==== Provided records ====

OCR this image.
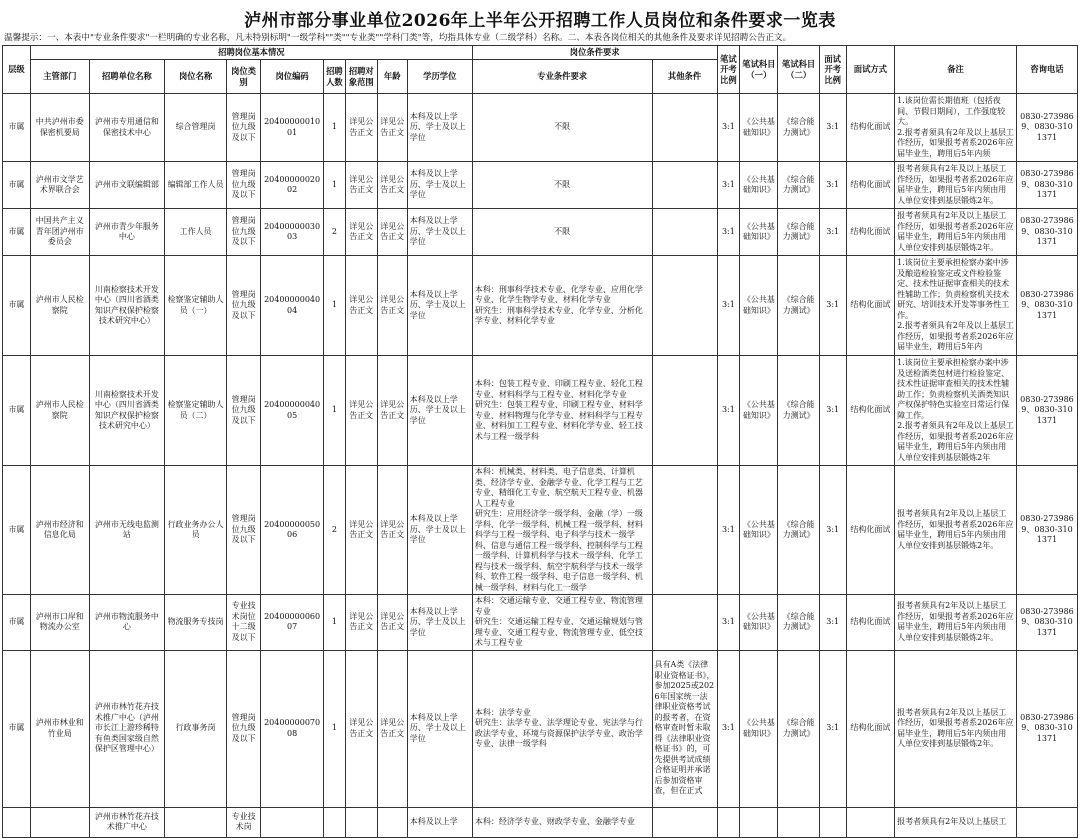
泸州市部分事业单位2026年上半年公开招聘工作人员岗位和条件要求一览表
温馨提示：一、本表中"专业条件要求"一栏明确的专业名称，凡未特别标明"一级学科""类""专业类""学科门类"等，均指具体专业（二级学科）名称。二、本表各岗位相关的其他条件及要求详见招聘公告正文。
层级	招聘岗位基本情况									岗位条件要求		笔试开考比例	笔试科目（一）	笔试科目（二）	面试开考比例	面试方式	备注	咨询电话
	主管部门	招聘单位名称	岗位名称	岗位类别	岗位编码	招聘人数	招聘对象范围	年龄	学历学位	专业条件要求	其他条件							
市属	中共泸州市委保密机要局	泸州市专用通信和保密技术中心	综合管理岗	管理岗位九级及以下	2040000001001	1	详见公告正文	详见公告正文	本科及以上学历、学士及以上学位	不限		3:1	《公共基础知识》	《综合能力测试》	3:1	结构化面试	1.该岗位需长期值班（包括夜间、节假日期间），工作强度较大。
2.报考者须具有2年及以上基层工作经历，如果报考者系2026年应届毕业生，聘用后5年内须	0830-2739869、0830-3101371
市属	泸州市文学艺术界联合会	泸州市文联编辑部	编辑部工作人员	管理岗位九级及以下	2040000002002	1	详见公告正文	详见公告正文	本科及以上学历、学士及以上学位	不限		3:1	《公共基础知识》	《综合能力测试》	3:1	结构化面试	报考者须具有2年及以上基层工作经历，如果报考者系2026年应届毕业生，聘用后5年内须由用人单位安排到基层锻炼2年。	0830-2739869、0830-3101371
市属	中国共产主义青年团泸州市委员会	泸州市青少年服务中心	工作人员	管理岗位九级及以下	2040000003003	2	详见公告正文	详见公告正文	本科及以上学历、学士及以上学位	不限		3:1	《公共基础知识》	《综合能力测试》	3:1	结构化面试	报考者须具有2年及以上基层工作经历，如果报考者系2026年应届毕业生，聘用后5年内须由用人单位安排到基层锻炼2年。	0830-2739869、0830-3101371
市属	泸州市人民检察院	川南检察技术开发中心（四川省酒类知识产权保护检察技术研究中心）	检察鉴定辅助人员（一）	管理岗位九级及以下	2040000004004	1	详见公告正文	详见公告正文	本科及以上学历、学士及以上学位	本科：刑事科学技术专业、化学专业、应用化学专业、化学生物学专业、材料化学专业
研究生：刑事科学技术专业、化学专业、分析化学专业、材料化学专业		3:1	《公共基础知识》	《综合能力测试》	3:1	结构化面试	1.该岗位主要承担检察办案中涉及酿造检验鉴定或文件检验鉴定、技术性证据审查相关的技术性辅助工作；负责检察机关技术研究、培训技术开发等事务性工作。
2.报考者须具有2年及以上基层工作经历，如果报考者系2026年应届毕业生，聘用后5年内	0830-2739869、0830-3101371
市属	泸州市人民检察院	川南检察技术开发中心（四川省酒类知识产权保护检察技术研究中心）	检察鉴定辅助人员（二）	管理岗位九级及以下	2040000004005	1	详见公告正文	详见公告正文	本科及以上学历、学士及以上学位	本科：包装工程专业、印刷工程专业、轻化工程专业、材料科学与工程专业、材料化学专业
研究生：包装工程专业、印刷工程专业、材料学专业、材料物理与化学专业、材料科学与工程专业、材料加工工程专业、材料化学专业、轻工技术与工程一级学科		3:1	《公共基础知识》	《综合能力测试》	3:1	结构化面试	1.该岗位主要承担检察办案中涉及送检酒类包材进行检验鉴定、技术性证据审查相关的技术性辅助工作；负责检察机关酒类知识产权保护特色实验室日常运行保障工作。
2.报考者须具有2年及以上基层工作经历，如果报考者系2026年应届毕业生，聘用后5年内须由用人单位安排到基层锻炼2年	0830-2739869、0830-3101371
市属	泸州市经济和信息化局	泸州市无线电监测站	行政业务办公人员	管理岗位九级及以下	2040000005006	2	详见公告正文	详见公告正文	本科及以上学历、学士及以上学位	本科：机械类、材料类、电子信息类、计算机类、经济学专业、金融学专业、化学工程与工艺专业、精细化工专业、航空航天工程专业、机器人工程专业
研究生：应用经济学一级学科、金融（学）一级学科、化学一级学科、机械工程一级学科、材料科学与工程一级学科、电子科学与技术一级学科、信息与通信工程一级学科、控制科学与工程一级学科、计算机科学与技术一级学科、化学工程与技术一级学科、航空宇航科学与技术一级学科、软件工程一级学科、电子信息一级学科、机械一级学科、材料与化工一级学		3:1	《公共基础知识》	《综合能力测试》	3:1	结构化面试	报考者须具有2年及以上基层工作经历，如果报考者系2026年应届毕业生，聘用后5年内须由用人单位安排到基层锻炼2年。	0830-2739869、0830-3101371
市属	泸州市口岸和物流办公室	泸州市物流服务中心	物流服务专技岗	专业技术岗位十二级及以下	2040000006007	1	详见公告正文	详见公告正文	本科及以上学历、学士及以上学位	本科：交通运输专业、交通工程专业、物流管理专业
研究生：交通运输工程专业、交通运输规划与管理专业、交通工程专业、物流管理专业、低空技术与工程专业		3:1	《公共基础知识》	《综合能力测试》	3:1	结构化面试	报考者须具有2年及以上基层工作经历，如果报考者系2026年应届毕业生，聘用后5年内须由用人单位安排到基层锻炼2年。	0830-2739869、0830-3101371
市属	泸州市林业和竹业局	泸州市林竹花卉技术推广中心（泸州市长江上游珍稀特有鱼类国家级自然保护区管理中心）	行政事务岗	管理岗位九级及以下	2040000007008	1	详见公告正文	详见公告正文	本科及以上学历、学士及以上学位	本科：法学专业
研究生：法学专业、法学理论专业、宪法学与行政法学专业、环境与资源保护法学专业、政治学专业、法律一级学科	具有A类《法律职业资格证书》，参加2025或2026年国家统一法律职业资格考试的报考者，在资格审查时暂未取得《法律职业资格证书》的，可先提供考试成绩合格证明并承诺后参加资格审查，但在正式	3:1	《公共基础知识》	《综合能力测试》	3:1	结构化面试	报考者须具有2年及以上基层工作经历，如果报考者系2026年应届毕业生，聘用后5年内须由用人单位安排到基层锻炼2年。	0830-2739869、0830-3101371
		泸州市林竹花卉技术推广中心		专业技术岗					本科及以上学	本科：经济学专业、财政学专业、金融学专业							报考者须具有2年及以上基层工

====
==== Provided records ====

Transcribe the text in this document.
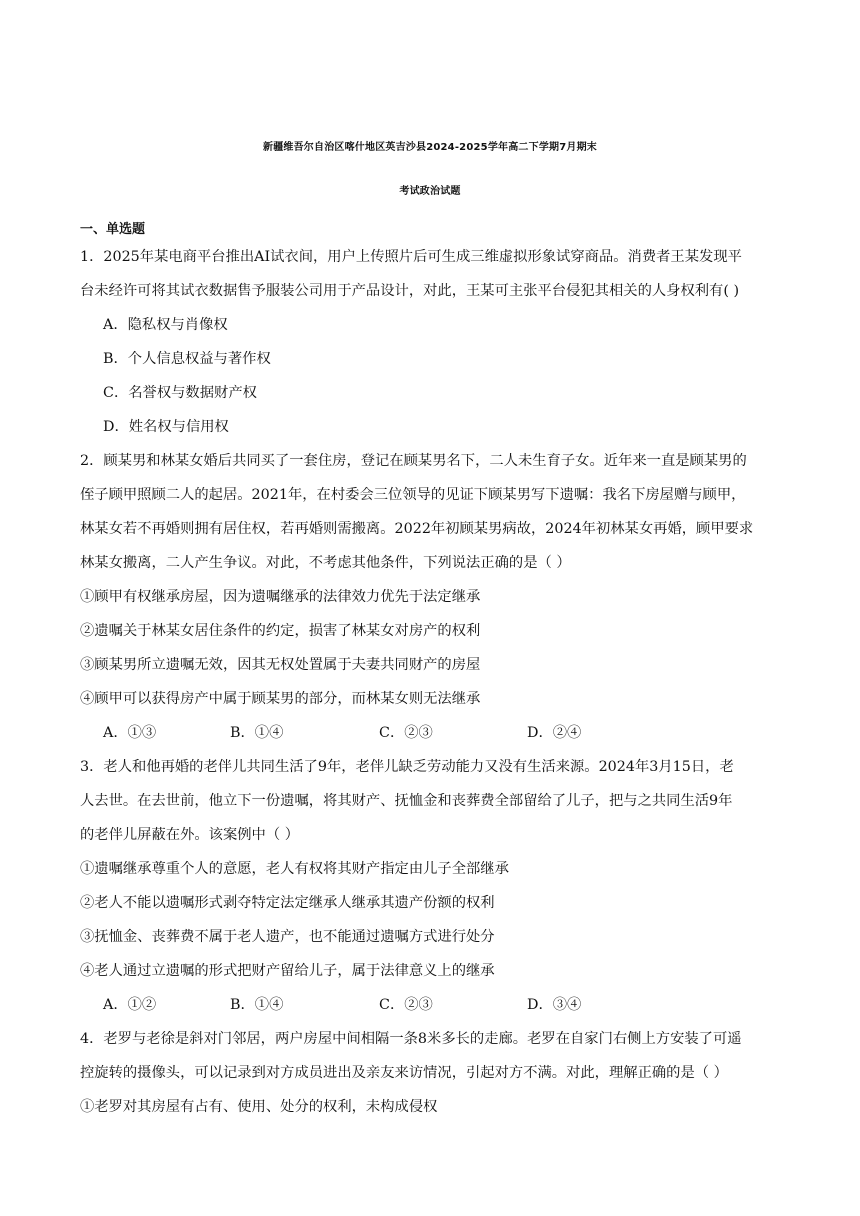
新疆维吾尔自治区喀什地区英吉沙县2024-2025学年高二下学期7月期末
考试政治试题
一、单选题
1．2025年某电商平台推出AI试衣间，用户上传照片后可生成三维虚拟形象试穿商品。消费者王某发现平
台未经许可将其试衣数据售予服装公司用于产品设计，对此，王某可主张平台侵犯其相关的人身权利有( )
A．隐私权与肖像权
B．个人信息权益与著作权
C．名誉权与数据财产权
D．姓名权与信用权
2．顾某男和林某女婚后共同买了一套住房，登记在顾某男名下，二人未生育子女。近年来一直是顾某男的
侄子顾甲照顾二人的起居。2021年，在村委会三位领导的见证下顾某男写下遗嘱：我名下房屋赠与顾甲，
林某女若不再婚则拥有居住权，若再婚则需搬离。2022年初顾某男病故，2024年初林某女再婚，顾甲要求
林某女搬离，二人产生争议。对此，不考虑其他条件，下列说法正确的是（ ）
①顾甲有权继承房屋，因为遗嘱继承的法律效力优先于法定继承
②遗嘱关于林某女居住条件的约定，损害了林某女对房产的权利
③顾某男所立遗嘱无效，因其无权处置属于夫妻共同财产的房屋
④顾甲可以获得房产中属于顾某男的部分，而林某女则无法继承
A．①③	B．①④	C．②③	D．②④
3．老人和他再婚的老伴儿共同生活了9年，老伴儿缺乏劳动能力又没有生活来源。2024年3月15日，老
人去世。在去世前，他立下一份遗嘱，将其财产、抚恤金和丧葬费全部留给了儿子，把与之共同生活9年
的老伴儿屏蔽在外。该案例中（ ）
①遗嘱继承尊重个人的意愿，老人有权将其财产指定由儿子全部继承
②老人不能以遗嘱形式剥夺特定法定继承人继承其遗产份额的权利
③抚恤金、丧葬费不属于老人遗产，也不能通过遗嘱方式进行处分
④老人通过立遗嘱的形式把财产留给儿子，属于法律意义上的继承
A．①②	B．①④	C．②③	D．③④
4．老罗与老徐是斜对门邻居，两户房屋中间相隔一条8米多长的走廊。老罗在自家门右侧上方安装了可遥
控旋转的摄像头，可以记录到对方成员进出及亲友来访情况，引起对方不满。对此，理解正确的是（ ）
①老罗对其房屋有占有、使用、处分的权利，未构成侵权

====

| The problem |
Lines that hold "this" are the ones to copy; find all of them.

| Problem solution |
OCR this image.
Transcribe the text in this document.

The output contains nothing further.